Stored entries
^^^^

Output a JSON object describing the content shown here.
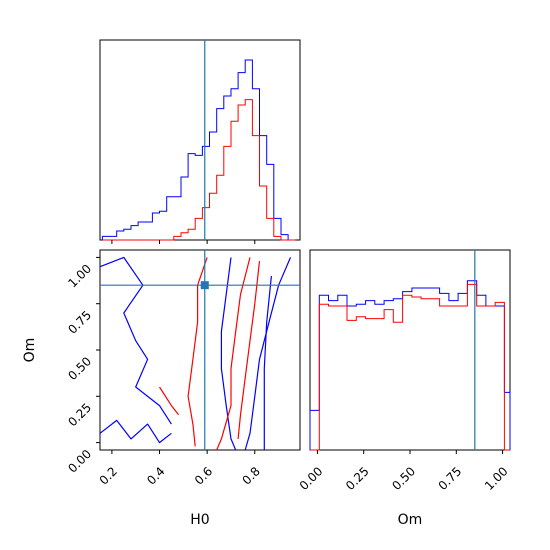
{
  "chart_data": [
    {
      "type": "histogram",
      "panel": "H0 marginal",
      "xlim": [
        0.15,
        0.99
      ],
      "truth": 0.59,
      "bins": [
        0.16,
        0.19,
        0.22,
        0.25,
        0.28,
        0.31,
        0.34,
        0.37,
        0.4,
        0.43,
        0.46,
        0.49,
        0.52,
        0.55,
        0.58,
        0.61,
        0.64,
        0.67,
        0.7,
        0.73,
        0.76,
        0.79,
        0.82,
        0.85,
        0.88,
        0.91,
        0.94,
        0.97
      ],
      "series": [
        {
          "color": "#0000ff",
          "values": [
            0.02,
            0.02,
            0.05,
            0.06,
            0.08,
            0.1,
            0.1,
            0.15,
            0.16,
            0.24,
            0.24,
            0.35,
            0.48,
            0.47,
            0.52,
            0.6,
            0.73,
            0.8,
            0.84,
            0.93,
            1.0,
            0.84,
            0.58,
            0.42,
            0.12,
            0.03,
            0.0
          ]
        },
        {
          "color": "#ff0000",
          "values": [
            0.0,
            0.0,
            0.0,
            0.0,
            0.0,
            0.0,
            0.0,
            0.0,
            0.0,
            0.0,
            0.02,
            0.04,
            0.06,
            0.12,
            0.18,
            0.26,
            0.36,
            0.52,
            0.66,
            0.75,
            0.78,
            0.58,
            0.3,
            0.12,
            0.02,
            0.0,
            0.0
          ]
        }
      ]
    },
    {
      "type": "histogram",
      "panel": "Om marginal",
      "xlim": [
        -0.04,
        1.04
      ],
      "truth": 0.85,
      "bins": [
        -0.04,
        0.01,
        0.06,
        0.11,
        0.16,
        0.21,
        0.26,
        0.31,
        0.36,
        0.41,
        0.46,
        0.51,
        0.56,
        0.61,
        0.66,
        0.71,
        0.76,
        0.81,
        0.86,
        0.91,
        0.96,
        1.01,
        1.04
      ],
      "series": [
        {
          "color": "#0000ff",
          "values": [
            0.22,
            0.86,
            0.83,
            0.86,
            0.8,
            0.81,
            0.83,
            0.81,
            0.83,
            0.84,
            0.88,
            0.9,
            0.9,
            0.9,
            0.87,
            0.83,
            0.87,
            0.94,
            0.86,
            0.8,
            0.8,
            0.32
          ]
        },
        {
          "color": "#ff0000",
          "values": [
            0.0,
            0.81,
            0.8,
            0.8,
            0.72,
            0.74,
            0.73,
            0.73,
            0.78,
            0.71,
            0.86,
            0.85,
            0.84,
            0.84,
            0.8,
            0.8,
            0.8,
            0.92,
            0.8,
            0.8,
            0.82,
            0.0
          ]
        }
      ]
    },
    {
      "type": "contour",
      "panel": "H0 vs Om joint",
      "xlim": [
        0.15,
        0.99
      ],
      "ylim": [
        -0.04,
        1.04
      ],
      "truth": [
        0.59,
        0.85
      ],
      "series": [
        {
          "color": "#0000ff",
          "contours": [
            [
              [
                0.7,
                1.0
              ],
              [
                0.68,
                0.8
              ],
              [
                0.66,
                0.6
              ],
              [
                0.66,
                0.4
              ],
              [
                0.68,
                0.2
              ],
              [
                0.7,
                0.02
              ],
              [
                0.72,
                -0.04
              ]
            ],
            [
              [
                0.95,
                1.0
              ],
              [
                0.9,
                0.85
              ],
              [
                0.86,
                0.65
              ],
              [
                0.82,
                0.45
              ],
              [
                0.8,
                0.25
              ],
              [
                0.78,
                0.05
              ],
              [
                0.76,
                -0.04
              ]
            ],
            [
              [
                0.87,
                0.9
              ],
              [
                0.85,
                0.65
              ],
              [
                0.84,
                0.4
              ],
              [
                0.84,
                0.15
              ],
              [
                0.84,
                -0.04
              ]
            ],
            [
              [
                0.15,
                0.05
              ],
              [
                0.22,
                0.12
              ],
              [
                0.28,
                0.02
              ],
              [
                0.35,
                0.1
              ],
              [
                0.4,
                0.0
              ],
              [
                0.45,
                0.05
              ]
            ],
            [
              [
                0.15,
                0.95
              ],
              [
                0.25,
                1.0
              ],
              [
                0.33,
                0.85
              ],
              [
                0.25,
                0.7
              ],
              [
                0.3,
                0.55
              ],
              [
                0.35,
                0.45
              ],
              [
                0.3,
                0.3
              ],
              [
                0.4,
                0.2
              ],
              [
                0.45,
                0.1
              ]
            ]
          ]
        },
        {
          "color": "#ff0000",
          "contours": [
            [
              [
                0.6,
                1.0
              ],
              [
                0.56,
                0.85
              ],
              [
                0.56,
                0.65
              ],
              [
                0.54,
                0.45
              ],
              [
                0.52,
                0.25
              ],
              [
                0.54,
                0.1
              ],
              [
                0.55,
                -0.02
              ]
            ],
            [
              [
                0.78,
                1.0
              ],
              [
                0.74,
                0.8
              ],
              [
                0.72,
                0.6
              ],
              [
                0.7,
                0.4
              ],
              [
                0.7,
                0.2
              ],
              [
                0.66,
                0.02
              ],
              [
                0.64,
                -0.04
              ]
            ],
            [
              [
                0.82,
                0.98
              ],
              [
                0.8,
                0.75
              ],
              [
                0.78,
                0.55
              ],
              [
                0.76,
                0.35
              ],
              [
                0.74,
                0.15
              ],
              [
                0.73,
                0.02
              ]
            ],
            [
              [
                0.4,
                0.3
              ],
              [
                0.45,
                0.2
              ],
              [
                0.48,
                0.15
              ]
            ]
          ]
        }
      ]
    }
  ],
  "axes": {
    "x_ticks_h0": [
      "0.2",
      "0.4",
      "0.6",
      "0.8"
    ],
    "y_ticks_om": [
      "0.00",
      "0.25",
      "0.50",
      "0.75",
      "1.00"
    ],
    "x_ticks_om": [
      "0.00",
      "0.25",
      "0.50",
      "0.75",
      "1.00"
    ],
    "x_label_h0": "H0",
    "y_label_om": "Om",
    "x_label_om": "Om"
  },
  "colors": {
    "blue": "#0000ff",
    "red": "#ff0000",
    "truth": "#1f77b4"
  }
}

^^^^

TASK OBJECTIVE: Write out the entries above verbatim; the pictures do not belong in your copy.

ANSWER IN FULL:
Output a JSON object describing the content shown here.
{
  "chart_data": [
    {
      "type": "histogram",
      "panel": "H0 marginal",
      "xlim": [
        0.15,
        0.99
      ],
      "truth": 0.59,
      "bins": [
        0.16,
        0.19,
        0.22,
        0.25,
        0.28,
        0.31,
        0.34,
        0.37,
        0.4,
        0.43,
        0.46,
        0.49,
        0.52,
        0.55,
        0.58,
        0.61,
        0.64,
        0.67,
        0.7,
        0.73,
        0.76,
        0.79,
        0.82,
        0.85,
        0.88,
        0.91,
        0.94,
        0.97
      ],
      "series": [
        {
          "color": "#0000ff",
          "values": [
            0.02,
            0.02,
            0.05,
            0.06,
            0.08,
            0.1,
            0.1,
            0.15,
            0.16,
            0.24,
            0.24,
            0.35,
            0.48,
            0.47,
            0.52,
            0.6,
            0.73,
            0.8,
            0.84,
            0.93,
            1.0,
            0.84,
            0.58,
            0.42,
            0.12,
            0.03,
            0.0
          ]
        },
        {
          "color": "#ff0000",
          "values": [
            0.0,
            0.0,
            0.0,
            0.0,
            0.0,
            0.0,
            0.0,
            0.0,
            0.0,
            0.0,
            0.02,
            0.04,
            0.06,
            0.12,
            0.18,
            0.26,
            0.36,
            0.52,
            0.66,
            0.75,
            0.78,
            0.58,
            0.3,
            0.12,
            0.02,
            0.0,
            0.0
          ]
        }
      ]
    },
    {
      "type": "histogram",
      "panel": "Om marginal",
      "xlim": [
        -0.04,
        1.04
      ],
      "truth": 0.85,
      "bins": [
        -0.04,
        0.01,
        0.06,
        0.11,
        0.16,
        0.21,
        0.26,
        0.31,
        0.36,
        0.41,
        0.46,
        0.51,
        0.56,
        0.61,
        0.66,
        0.71,
        0.76,
        0.81,
        0.86,
        0.91,
        0.96,
        1.01,
        1.04
      ],
      "series": [
        {
          "color": "#0000ff",
          "values": [
            0.22,
            0.86,
            0.83,
            0.86,
            0.8,
            0.81,
            0.83,
            0.81,
            0.83,
            0.84,
            0.88,
            0.9,
            0.9,
            0.9,
            0.87,
            0.83,
            0.87,
            0.94,
            0.86,
            0.8,
            0.8,
            0.32
          ]
        },
        {
          "color": "#ff0000",
          "values": [
            0.0,
            0.81,
            0.8,
            0.8,
            0.72,
            0.74,
            0.73,
            0.73,
            0.78,
            0.71,
            0.86,
            0.85,
            0.84,
            0.84,
            0.8,
            0.8,
            0.8,
            0.92,
            0.8,
            0.8,
            0.82,
            0.0
          ]
        }
      ]
    },
    {
      "type": "contour",
      "panel": "H0 vs Om joint",
      "xlim": [
        0.15,
        0.99
      ],
      "ylim": [
        -0.04,
        1.04
      ],
      "truth": [
        0.59,
        0.85
      ],
      "series": [
        {
          "color": "#0000ff",
          "contours": [
            [
              [
                0.7,
                1.0
              ],
              [
                0.68,
                0.8
              ],
              [
                0.66,
                0.6
              ],
              [
                0.66,
                0.4
              ],
              [
                0.68,
                0.2
              ],
              [
                0.7,
                0.02
              ],
              [
                0.72,
                -0.04
              ]
            ],
            [
              [
                0.95,
                1.0
              ],
              [
                0.9,
                0.85
              ],
              [
                0.86,
                0.65
              ],
              [
                0.82,
                0.45
              ],
              [
                0.8,
                0.25
              ],
              [
                0.78,
                0.05
              ],
              [
                0.76,
                -0.04
              ]
            ],
            [
              [
                0.87,
                0.9
              ],
              [
                0.85,
                0.65
              ],
              [
                0.84,
                0.4
              ],
              [
                0.84,
                0.15
              ],
              [
                0.84,
                -0.04
              ]
            ],
            [
              [
                0.15,
                0.05
              ],
              [
                0.22,
                0.12
              ],
              [
                0.28,
                0.02
              ],
              [
                0.35,
                0.1
              ],
              [
                0.4,
                0.0
              ],
              [
                0.45,
                0.05
              ]
            ],
            [
              [
                0.15,
                0.95
              ],
              [
                0.25,
                1.0
              ],
              [
                0.33,
                0.85
              ],
              [
                0.25,
                0.7
              ],
              [
                0.3,
                0.55
              ],
              [
                0.35,
                0.45
              ],
              [
                0.3,
                0.3
              ],
              [
                0.4,
                0.2
              ],
              [
                0.45,
                0.1
              ]
            ]
          ]
        },
        {
          "color": "#ff0000",
          "contours": [
            [
              [
                0.6,
                1.0
              ],
              [
                0.56,
                0.85
              ],
              [
                0.56,
                0.65
              ],
              [
                0.54,
                0.45
              ],
              [
                0.52,
                0.25
              ],
              [
                0.54,
                0.1
              ],
              [
                0.55,
                -0.02
              ]
            ],
            [
              [
                0.78,
                1.0
              ],
              [
                0.74,
                0.8
              ],
              [
                0.72,
                0.6
              ],
              [
                0.7,
                0.4
              ],
              [
                0.7,
                0.2
              ],
              [
                0.66,
                0.02
              ],
              [
                0.64,
                -0.04
              ]
            ],
            [
              [
                0.82,
                0.98
              ],
              [
                0.8,
                0.75
              ],
              [
                0.78,
                0.55
              ],
              [
                0.76,
                0.35
              ],
              [
                0.74,
                0.15
              ],
              [
                0.73,
                0.02
              ]
            ],
            [
              [
                0.4,
                0.3
              ],
              [
                0.45,
                0.2
              ],
              [
                0.48,
                0.15
              ]
            ]
          ]
        }
      ]
    }
  ],
  "axes": {
    "x_ticks_h0": [
      "0.2",
      "0.4",
      "0.6",
      "0.8"
    ],
    "y_ticks_om": [
      "0.00",
      "0.25",
      "0.50",
      "0.75",
      "1.00"
    ],
    "x_ticks_om": [
      "0.00",
      "0.25",
      "0.50",
      "0.75",
      "1.00"
    ],
    "x_label_h0": "H0",
    "y_label_om": "Om",
    "x_label_om": "Om"
  },
  "colors": {
    "blue": "#0000ff",
    "red": "#ff0000",
    "truth": "#1f77b4"
  }
}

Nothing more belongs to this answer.